(YOUR INSTRUCTIONS)
Every record below should be printed exactly as given.
──────────
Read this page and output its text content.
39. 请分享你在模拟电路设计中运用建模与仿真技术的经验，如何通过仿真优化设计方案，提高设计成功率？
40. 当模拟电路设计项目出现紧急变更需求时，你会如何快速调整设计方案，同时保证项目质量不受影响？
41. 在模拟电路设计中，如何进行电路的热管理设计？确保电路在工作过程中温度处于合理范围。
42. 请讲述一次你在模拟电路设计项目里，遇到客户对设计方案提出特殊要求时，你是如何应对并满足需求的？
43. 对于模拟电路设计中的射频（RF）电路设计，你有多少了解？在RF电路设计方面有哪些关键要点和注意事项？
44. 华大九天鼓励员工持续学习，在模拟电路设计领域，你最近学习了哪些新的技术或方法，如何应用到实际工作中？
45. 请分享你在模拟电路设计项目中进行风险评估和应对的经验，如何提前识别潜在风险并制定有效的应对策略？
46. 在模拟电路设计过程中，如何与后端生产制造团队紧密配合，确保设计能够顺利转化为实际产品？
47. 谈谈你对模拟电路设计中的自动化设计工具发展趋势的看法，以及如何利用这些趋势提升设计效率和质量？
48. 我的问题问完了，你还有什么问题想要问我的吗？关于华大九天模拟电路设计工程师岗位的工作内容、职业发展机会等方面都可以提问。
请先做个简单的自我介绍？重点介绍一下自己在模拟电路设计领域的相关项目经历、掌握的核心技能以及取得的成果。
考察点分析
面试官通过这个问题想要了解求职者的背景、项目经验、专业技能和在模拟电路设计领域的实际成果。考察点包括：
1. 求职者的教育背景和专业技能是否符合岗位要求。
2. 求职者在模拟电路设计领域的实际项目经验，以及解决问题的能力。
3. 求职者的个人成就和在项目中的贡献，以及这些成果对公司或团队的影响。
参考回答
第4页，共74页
──────────
(SOLVED EXERCISE)
Read this page and output its text content.
39. 请分享你在模拟电路设计中运用建模与仿真技术的经验，如何通过仿真优化设计方案，提高设计成功率？
40. 当模拟电路设计项目出现紧急变更需求时，你会如何快速调整设计方案，同时保证项目质量不受影响？
41. 在模拟电路设计中，如何进行电路的热管理设计？确保电路在工作过程中温度处于合理范围。
42. 请讲述一次你在模拟电路设计项目里，遇到客户对设计方案提出特殊要求时，你是如何应对并满足需求的？
43. 对于模拟电路设计中的射频（RF）电路设计，你有多少了解？在RF电路设计方面有哪些关键要点和注意事项？
44. 华大九天鼓励员工持续学习，在模拟电路设计领域，你最近学习了哪些新的技术或方法，如何应用到实际工作中？
45. 请分享你在模拟电路设计项目中进行风险评估和应对的经验，如何提前识别潜在风险并制定有效的应对策略？
46. 在模拟电路设计过程中，如何与后端生产制造团队紧密配合，确保设计能够顺利转化为实际产品？
47. 谈谈你对模拟电路设计中的自动化设计工具发展趋势的看法，以及如何利用这些趋势提升设计效率和质量？
48. 我的问题问完了，你还有什么问题想要问我的吗？关于华大九天模拟电路设计工程师岗位的工作内容、职业发展机会等方面都可以提问。
请先做个简单的自我介绍？重点介绍一下自己在模拟电路设计领域的相关项目经历、掌握的核心技能以及取得的成果。
考察点分析
面试官通过这个问题想要了解求职者的背景、项目经验、专业技能和在模拟电路设计领域的实际成果。考察点包括：
1. 求职者的教育背景和专业技能是否符合岗位要求。
2. 求职者在模拟电路设计领域的实际项目经验，以及解决问题的能力。
3. 求职者的个人成就和在项目中的贡献，以及这些成果对公司或团队的影响。
参考回答
第4页，共74页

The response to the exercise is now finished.